> **Task requirements**
Rewrite every line of the records below as a Markdown table with the columns Row and Line, numbering the rows in order. Skip blank lines and omit the picture placeholders.

> **Listed records**
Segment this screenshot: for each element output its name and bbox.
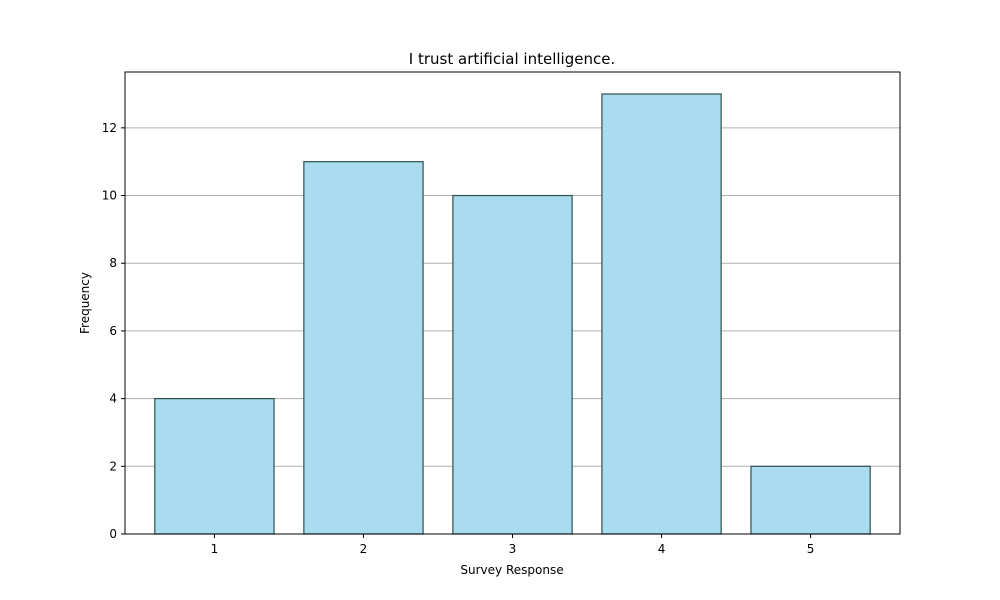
y-tick-label-2: 4 xyxy=(109,392,117,406)
y-axis-ticks: 0 2 4 6 8 10 12 xyxy=(102,121,125,541)
x-tick-label-5: 5 xyxy=(807,542,815,556)
y-tick-label-0: 0 xyxy=(109,527,117,541)
bar-1 xyxy=(154,398,275,535)
x-tick-label-3: 3 xyxy=(509,542,517,556)
y-tick-label-4: 8 xyxy=(109,256,117,270)
x-axis-ticks: 1 2 3 4 5 xyxy=(211,534,815,556)
y-tick-label-6: 12 xyxy=(102,121,117,135)
y-tick-label-3: 6 xyxy=(109,324,117,338)
bar-3 xyxy=(452,194,573,535)
x-axis-label: Survey Response xyxy=(460,563,563,577)
bar-5 xyxy=(750,465,871,535)
bar-2 xyxy=(303,161,424,535)
y-axis-label: Frequency xyxy=(78,272,92,334)
y-tick-label-1: 2 xyxy=(109,459,117,473)
chart-title: I trust artificial intelligence. xyxy=(409,50,615,68)
x-tick-label-1: 1 xyxy=(211,542,219,556)
bar-4 xyxy=(601,93,722,535)
x-tick-label-2: 2 xyxy=(360,542,368,556)
bars xyxy=(154,93,871,535)
y-tick-label-5: 10 xyxy=(102,189,117,203)
x-tick-label-4: 4 xyxy=(658,542,666,556)
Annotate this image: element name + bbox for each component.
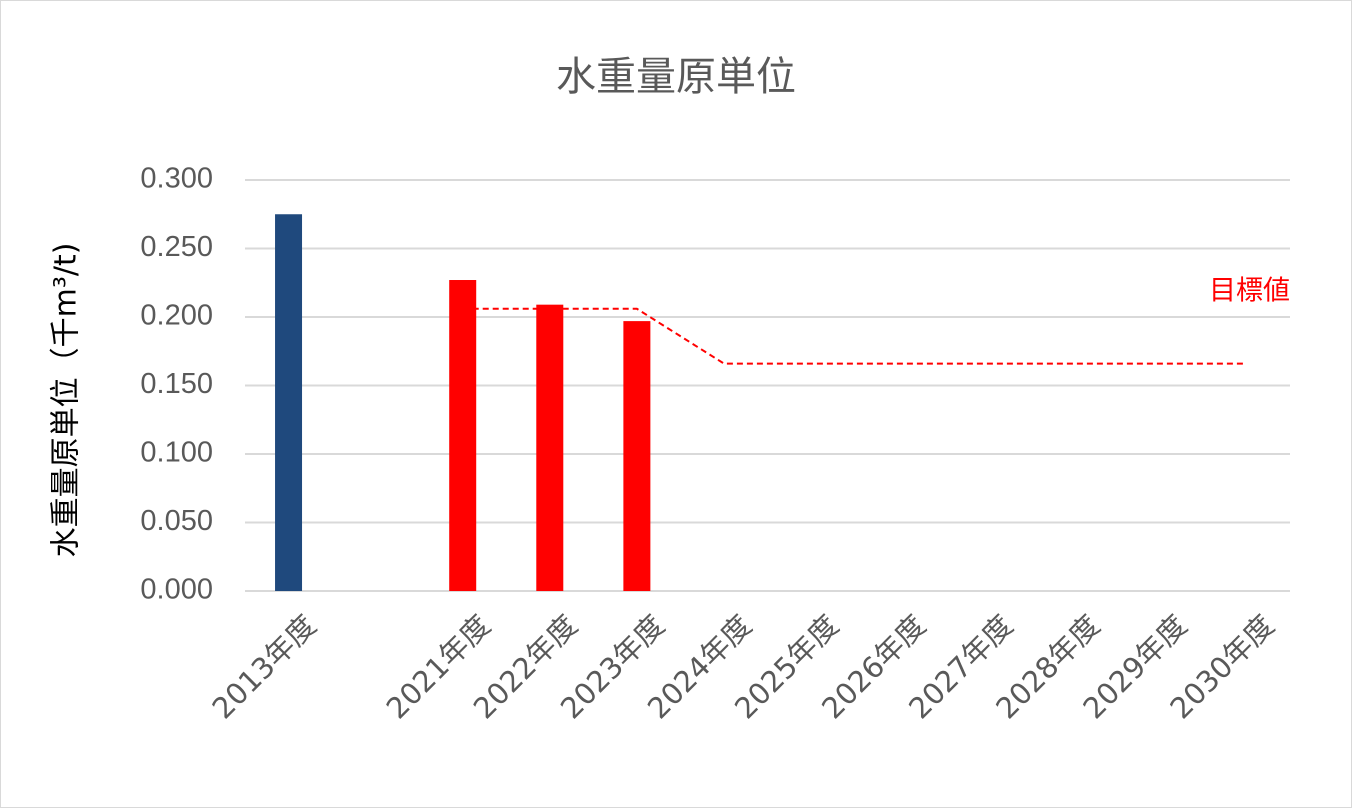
y-tick-label: 0.000 <box>140 574 213 606</box>
x-tick-label: 2013年度 <box>206 608 323 725</box>
bar-2013年度 <box>275 214 303 591</box>
gridlines <box>245 179 1290 592</box>
x-tick-labels: 2013年度 2021年度2022年度2023年度2024年度2025年度2026… <box>206 608 1281 725</box>
bar-2023年度 <box>623 321 651 591</box>
bar-2022年度 <box>536 304 564 591</box>
y-tick-label: 0.250 <box>140 231 213 263</box>
y-tick-label: 0.150 <box>140 368 213 400</box>
target-line <box>462 307 1247 365</box>
bar-2021年度 <box>449 280 477 591</box>
target-line-group <box>462 307 1247 365</box>
chart-title: 水重量原単位 <box>556 54 796 100</box>
bars <box>275 214 651 591</box>
y-axis-label: 水重量原単位（千m³/t) <box>49 243 84 558</box>
y-tick-label: 0.300 <box>140 163 213 195</box>
y-tick-label: 0.100 <box>140 437 213 469</box>
y-tick-label: 0.050 <box>140 505 213 537</box>
target-line-label: 目標値 <box>1209 276 1290 307</box>
y-tick-labels: 0.000 0.050 0.100 0.150 0.200 0.250 0.300 <box>140 163 213 606</box>
y-tick-label: 0.200 <box>140 300 213 332</box>
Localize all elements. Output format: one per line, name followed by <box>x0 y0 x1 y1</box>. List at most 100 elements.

> **Solution to this task**
| Row | Line |
|---|---|
| 1 | Segment this screenshot: for each element output its name and bbox. |
| 2 | y-tick-label-2: 4 xyxy=(109,392,117,406) |
| 3 | y-axis-ticks: 0 2 4 6 8 10 12 xyxy=(102,121,125,541) |
| 4 | x-tick-label-5: 5 xyxy=(807,542,815,556) |
| 5 | y-tick-label-0: 0 xyxy=(109,527,117,541) |
| 6 | bar-1 xyxy=(154,398,275,535) |
| 7 | x-tick-label-3: 3 xyxy=(509,542,517,556) |
| 8 | y-tick-label-4: 8 xyxy=(109,256,117,270) |
| 9 | x-axis-ticks: 1 2 3 4 5 xyxy=(211,534,815,556) |
| 10 | y-tick-label-6: 12 xyxy=(102,121,117,135) |
| 11 | y-tick-label-3: 6 xyxy=(109,324,117,338) |
| 12 | bar-3 xyxy=(452,194,573,535) |
| 13 | x-axis-label: Survey Response xyxy=(460,563,563,577) |
| 14 | bar-5 xyxy=(750,465,871,535) |
| 15 | bar-2 xyxy=(303,161,424,535) |
| 16 | y-axis-label: Frequency xyxy=(78,272,92,334) |
| 17 | y-tick-label-1: 2 xyxy=(109,459,117,473) |
| 18 | chart-title: I trust artificial intelligence. xyxy=(409,50,615,68) |
| 19 | x-tick-label-1: 1 xyxy=(211,542,219,556) |
| 20 | bar-4 xyxy=(601,93,722,535) |
| 21 | x-tick-label-2: 2 xyxy=(360,542,368,556) |
| 22 | bars xyxy=(154,93,871,535) |
| 23 | y-tick-label-5: 10 xyxy=(102,189,117,203) |
| 24 | x-tick-label-4: 4 xyxy=(658,542,666,556) |
| 25 | Annotate this image: element name + bbox for each component. |
| 26 | y-tick-label: 0.000 <box>140 574 213 606</box> |
| 27 | x-tick-label: 2013年度 <box>206 608 323 725</box> |
| 28 | bar-2013年度 <box>275 214 303 591</box> |
| 29 | gridlines <box>245 179 1290 592</box> |
| 30 | x-tick-labels: 2013年度 2021年度2022年度2023年度2024年度2025年度2026… <box>206 608 1281 725</box> |
| 31 | bar-2023年度 <box>623 321 651 591</box> |
| 32 | bar-2022年度 <box>536 304 564 591</box> |
| 33 | y-tick-label: 0.250 <box>140 231 213 263</box> |
| 34 | y-tick-label: 0.150 <box>140 368 213 400</box> |
| 35 | target-line <box>462 307 1247 365</box> |
| 36 | bar-2021年度 <box>449 280 477 591</box> |
| 37 | target-line-group <box>462 307 1247 365</box> |
| 38 | chart-title: 水重量原単位 <box>556 54 796 100</box> |
| 39 | bars <box>275 214 651 591</box> |
| 40 | y-axis-label: 水重量原単位（千m³/t) <box>49 243 84 558</box> |
| 41 | y-tick-label: 0.300 <box>140 163 213 195</box> |
| 42 | y-tick-label: 0.100 <box>140 437 213 469</box> |
| 43 | y-tick-label: 0.050 <box>140 505 213 537</box> |
| 44 | target-line-label: 目標値 <box>1209 276 1290 307</box> |
| 45 | y-tick-labels: 0.000 0.050 0.100 0.150 0.200 0.250 0.300 <box>140 163 213 606</box> |
| 46 | y-tick-label: 0.200 <box>140 300 213 332</box> |
| 47 | Localize all elements. Output format: one per line, name followed by <box>x0 y0 x1 y1</box>. List at most 100 elements. |